## PROBLEM REQUIREMENTS:
Identify the lines that contain the string "坚持底线思维", then copy each of them.

[Recorded data]
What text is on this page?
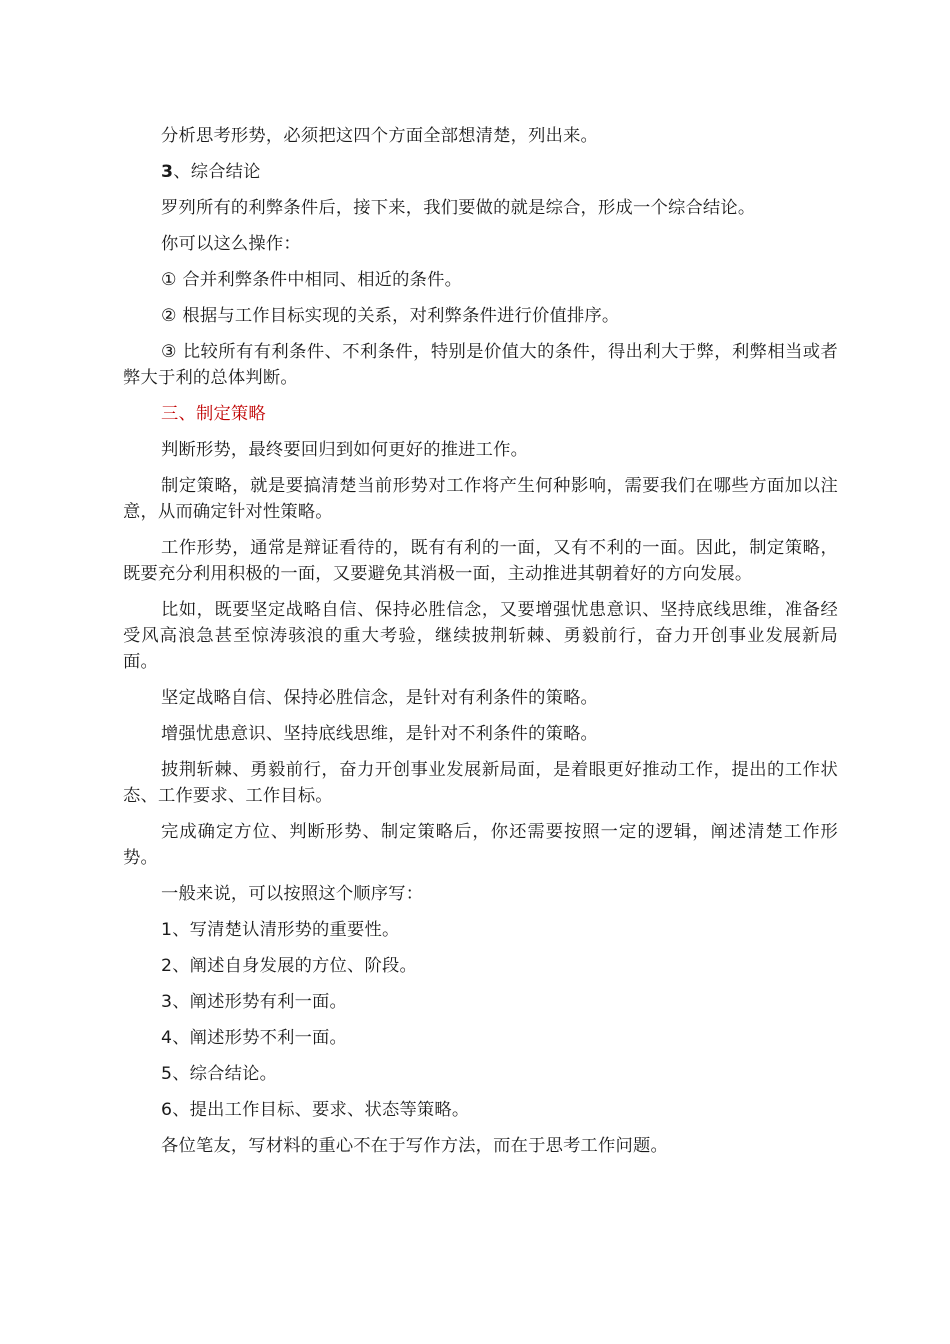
分析思考形势，必须把这四个方面全部想清楚，列出来。

3、综合结论

罗列所有的利弊条件后，接下来，我们要做的就是综合，形成一个综合结论。

你可以这么操作：

① 合并利弊条件中相同、相近的条件。

② 根据与工作目标实现的关系，对利弊条件进行价值排序。

③ 比较所有有利条件、不利条件，特别是价值大的条件，得出利大于弊，利弊相当或者弊大于利的总体判断。

三、制定策略

判断形势，最终要回归到如何更好的推进工作。

制定策略，就是要搞清楚当前形势对工作将产生何种影响，需要我们在哪些方面加以注意，从而确定针对性策略。

工作形势，通常是辩证看待的，既有有利的一面，又有不利的一面。因此，制定策略，既要充分利用积极的一面，又要避免其消极一面，主动推进其朝着好的方向发展。

比如，既要坚定战略自信、保持必胜信念，又要增强忧患意识、坚持底线思维，准备经受风高浪急甚至惊涛骇浪的重大考验，继续披荆斩棘、勇毅前行，奋力开创事业发展新局面。

坚定战略自信、保持必胜信念，是针对有利条件的策略。

增强忧患意识、坚持底线思维，是针对不利条件的策略。

披荆斩棘、勇毅前行，奋力开创事业发展新局面，是着眼更好推动工作，提出的工作状态、工作要求、工作目标。

完成确定方位、判断形势、制定策略后，你还需要按照一定的逻辑，阐述清楚工作形势。

一般来说，可以按照这个顺序写：

1、写清楚认清形势的重要性。

2、阐述自身发展的方位、阶段。

3、阐述形势有利一面。

4、阐述形势不利一面。

5、综合结论。

6、提出工作目标、要求、状态等策略。

各位笔友，写材料的重心不在于写作方法，而在于思考工作问题。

## REPLY TO THE TASK:
比如，既要坚定战略自信、保持必胜信念，又要增强忧患意识、坚持底线思维，准备经受风高浪急甚至惊涛骇浪的重大考验，继续披荆斩棘、勇毅前行，奋力开创事业发展新局面。
增强忧患意识、坚持底线思维，是针对不利条件的策略。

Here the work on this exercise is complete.